- [Given text]
Supreme Court, New York County

April 9, 2013

JOSE PATINO, Plaintiff,
v.
MILLARD DREXLER and PEGGY F. DREXLER Defendants Index No. 103348/2011

Unpublished Opinion

Submission Date: 12/19/2012

DECISION AND ORDER

HON. SALIANN SCARPULLA, J.

Papers considered in review of this motion for summary judgment and cross motion for partial summary judgment:

Notice of Motion/Affirm, of Counsel in Supp/Memo of Law.......................................1

Affirm, of Counsel in Opp. to Motion...........................................................................2

Reply Affirm, of Counsel in Supp.................................................................................3

In this action to recover damages for personal injuries, defendants Millard Drexler and Peggy F. Drexler ("the Drexlers") move for summary judgment dismissing plaintiff Jose Patino's ("Patino") complaint pursuant to CPLR § 3212.

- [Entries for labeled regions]

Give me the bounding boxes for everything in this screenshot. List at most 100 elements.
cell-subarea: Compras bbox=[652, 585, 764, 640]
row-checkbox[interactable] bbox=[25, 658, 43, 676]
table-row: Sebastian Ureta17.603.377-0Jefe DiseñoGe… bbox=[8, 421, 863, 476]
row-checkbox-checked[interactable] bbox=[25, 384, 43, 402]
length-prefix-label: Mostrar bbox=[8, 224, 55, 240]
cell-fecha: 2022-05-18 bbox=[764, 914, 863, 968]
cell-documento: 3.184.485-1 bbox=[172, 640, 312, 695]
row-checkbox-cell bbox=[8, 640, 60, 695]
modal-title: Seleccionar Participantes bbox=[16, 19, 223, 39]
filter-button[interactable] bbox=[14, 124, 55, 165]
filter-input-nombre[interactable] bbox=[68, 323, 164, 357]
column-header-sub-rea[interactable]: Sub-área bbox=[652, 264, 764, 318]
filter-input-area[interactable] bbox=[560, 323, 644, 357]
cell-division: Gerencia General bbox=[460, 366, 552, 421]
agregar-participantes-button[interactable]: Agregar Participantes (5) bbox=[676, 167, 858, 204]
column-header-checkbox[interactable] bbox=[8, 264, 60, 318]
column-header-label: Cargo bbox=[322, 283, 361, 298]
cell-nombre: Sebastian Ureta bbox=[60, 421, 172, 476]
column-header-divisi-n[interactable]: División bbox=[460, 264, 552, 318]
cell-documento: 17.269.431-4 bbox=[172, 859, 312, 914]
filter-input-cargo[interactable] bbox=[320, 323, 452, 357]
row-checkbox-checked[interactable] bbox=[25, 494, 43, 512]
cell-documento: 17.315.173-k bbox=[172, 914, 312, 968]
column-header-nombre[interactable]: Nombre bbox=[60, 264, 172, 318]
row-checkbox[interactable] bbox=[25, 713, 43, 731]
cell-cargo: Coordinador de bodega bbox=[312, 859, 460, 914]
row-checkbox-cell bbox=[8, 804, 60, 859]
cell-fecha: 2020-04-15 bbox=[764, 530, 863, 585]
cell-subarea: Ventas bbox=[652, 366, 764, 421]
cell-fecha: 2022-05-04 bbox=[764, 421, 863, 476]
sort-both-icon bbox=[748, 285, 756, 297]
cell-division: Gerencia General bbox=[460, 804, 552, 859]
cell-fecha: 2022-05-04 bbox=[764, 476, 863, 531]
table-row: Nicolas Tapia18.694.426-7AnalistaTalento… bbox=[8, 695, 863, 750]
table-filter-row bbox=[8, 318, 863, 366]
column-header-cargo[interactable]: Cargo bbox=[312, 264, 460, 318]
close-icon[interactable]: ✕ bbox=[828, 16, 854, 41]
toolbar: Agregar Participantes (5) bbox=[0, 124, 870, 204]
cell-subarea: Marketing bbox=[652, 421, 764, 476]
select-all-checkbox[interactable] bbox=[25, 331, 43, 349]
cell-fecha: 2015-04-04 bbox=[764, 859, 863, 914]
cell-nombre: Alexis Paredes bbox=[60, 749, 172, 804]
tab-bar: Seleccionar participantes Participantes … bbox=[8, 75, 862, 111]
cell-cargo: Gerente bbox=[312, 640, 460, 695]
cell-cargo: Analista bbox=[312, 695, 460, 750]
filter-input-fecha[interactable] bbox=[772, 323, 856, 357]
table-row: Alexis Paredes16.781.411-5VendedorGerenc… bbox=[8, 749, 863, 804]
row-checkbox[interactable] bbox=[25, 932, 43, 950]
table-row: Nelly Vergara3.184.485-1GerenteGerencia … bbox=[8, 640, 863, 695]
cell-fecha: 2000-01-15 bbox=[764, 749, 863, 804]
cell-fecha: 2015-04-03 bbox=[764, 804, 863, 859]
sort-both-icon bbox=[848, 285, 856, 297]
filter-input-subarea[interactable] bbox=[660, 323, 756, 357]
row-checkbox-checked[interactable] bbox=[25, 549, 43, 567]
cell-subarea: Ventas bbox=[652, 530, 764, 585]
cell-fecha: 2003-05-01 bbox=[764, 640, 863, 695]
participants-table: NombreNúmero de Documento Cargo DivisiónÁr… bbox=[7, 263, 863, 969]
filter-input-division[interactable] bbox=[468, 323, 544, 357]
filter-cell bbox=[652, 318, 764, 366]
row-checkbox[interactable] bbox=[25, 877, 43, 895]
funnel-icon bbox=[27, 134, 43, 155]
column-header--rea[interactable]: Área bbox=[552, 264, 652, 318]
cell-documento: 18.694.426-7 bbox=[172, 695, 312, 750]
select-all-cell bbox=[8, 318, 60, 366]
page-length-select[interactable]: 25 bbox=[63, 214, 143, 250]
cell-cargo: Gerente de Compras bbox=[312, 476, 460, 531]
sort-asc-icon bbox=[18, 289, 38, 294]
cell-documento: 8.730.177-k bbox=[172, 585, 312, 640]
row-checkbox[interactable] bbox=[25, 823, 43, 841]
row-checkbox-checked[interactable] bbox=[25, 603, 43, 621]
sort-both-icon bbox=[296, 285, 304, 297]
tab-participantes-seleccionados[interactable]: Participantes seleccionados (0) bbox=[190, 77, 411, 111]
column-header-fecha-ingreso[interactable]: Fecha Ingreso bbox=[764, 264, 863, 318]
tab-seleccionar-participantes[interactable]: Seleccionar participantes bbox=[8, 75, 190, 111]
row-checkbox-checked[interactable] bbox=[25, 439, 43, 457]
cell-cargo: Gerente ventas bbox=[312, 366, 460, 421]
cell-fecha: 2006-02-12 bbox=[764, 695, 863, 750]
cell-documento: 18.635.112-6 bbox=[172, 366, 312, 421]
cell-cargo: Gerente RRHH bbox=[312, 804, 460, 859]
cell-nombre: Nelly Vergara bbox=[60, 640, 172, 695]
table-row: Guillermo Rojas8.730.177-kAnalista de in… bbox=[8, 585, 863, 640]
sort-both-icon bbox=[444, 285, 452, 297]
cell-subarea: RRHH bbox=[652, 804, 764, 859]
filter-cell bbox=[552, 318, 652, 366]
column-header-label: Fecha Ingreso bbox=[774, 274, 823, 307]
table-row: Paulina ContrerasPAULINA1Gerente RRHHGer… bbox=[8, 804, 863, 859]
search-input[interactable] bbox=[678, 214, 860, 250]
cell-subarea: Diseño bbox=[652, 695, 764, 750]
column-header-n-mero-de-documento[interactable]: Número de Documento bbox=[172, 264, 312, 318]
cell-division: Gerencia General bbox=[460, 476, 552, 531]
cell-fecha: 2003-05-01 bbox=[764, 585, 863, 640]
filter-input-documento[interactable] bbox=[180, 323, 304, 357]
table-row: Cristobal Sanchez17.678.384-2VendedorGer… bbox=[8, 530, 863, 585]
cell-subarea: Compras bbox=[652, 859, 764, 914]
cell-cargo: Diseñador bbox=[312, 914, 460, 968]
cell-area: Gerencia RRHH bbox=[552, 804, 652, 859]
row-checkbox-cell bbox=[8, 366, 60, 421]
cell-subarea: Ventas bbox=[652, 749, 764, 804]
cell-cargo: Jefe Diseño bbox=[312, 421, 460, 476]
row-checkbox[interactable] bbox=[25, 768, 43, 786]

- [What to work on] Condense the paragraph of the court decision that starts "In this action to recover damages" into a shorter version that keeps its main facts. Rely on the court decision alone.

- [Response to the task] In this personal injury action, defendants Millard Drexler and Peggy F. Drexler move under CPLR § 3212 for summary judgment dismissing plaintiff Jose Patino's complaint.